(Stated exercise)
Give every line from the entries that contains "left".

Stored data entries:
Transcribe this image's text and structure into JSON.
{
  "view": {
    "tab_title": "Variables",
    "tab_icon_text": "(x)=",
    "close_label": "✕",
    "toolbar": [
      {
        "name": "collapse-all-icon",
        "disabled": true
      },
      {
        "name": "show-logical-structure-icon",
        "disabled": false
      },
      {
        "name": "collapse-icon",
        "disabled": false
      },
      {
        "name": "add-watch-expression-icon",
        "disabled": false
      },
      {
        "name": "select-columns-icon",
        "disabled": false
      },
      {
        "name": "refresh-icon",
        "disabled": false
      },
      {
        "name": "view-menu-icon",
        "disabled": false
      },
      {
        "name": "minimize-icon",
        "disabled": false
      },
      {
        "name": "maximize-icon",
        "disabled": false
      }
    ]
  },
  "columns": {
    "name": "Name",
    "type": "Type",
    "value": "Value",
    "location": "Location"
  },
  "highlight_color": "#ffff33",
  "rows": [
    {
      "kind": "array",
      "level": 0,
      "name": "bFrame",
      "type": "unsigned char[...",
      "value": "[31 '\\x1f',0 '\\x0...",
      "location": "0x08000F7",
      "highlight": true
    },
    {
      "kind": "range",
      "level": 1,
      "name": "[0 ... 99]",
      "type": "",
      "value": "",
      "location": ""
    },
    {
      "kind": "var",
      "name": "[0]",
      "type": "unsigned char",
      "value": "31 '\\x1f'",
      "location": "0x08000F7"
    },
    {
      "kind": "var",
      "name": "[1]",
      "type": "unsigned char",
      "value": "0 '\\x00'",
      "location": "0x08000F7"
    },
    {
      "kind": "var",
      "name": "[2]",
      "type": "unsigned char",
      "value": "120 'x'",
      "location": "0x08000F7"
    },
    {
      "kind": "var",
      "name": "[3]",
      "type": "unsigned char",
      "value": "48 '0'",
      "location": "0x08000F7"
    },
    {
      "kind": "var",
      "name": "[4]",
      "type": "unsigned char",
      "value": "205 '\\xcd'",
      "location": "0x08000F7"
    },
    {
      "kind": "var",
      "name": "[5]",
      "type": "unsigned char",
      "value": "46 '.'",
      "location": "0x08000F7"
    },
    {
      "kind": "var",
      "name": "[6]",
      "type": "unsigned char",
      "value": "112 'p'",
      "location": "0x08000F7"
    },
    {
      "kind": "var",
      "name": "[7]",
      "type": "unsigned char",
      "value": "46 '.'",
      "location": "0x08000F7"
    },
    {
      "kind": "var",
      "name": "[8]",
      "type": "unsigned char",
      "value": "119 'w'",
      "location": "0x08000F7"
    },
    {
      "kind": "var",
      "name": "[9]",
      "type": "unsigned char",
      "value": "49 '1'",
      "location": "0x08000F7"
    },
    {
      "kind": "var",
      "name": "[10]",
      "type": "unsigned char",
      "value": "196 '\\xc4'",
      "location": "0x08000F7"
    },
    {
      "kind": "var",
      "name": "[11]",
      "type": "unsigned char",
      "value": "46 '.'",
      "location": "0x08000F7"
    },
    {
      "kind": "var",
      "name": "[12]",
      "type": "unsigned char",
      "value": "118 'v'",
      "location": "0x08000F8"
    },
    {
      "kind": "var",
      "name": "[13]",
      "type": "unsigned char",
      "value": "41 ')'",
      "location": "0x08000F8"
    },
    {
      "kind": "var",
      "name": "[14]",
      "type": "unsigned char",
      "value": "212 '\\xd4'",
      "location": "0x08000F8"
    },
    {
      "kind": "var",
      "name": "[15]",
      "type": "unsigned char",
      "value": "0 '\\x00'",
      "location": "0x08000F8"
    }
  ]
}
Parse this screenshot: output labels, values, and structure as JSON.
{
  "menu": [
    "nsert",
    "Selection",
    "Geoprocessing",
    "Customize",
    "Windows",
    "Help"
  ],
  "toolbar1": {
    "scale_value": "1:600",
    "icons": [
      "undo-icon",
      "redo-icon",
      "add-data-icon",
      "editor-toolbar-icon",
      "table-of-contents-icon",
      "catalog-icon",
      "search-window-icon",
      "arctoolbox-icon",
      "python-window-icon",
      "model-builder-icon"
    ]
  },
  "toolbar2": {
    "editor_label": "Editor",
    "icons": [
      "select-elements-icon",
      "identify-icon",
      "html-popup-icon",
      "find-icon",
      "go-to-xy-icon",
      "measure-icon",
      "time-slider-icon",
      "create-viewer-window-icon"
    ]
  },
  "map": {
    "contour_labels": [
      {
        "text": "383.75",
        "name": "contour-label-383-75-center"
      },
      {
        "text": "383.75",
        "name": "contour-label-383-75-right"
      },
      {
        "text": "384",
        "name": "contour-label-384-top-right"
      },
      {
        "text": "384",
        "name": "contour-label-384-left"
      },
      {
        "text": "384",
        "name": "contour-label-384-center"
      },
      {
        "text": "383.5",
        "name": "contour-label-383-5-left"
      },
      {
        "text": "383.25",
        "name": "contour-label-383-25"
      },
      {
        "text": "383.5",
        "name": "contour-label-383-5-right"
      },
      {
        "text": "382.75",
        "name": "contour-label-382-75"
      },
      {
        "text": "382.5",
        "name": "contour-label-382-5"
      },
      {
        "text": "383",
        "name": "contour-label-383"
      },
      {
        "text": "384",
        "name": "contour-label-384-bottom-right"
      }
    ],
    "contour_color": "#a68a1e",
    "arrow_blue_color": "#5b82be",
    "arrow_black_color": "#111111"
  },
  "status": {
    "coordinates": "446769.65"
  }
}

(Answer for this exercise)
        "name": "contour-label-384-left"
        "name": "contour-label-383-5-left"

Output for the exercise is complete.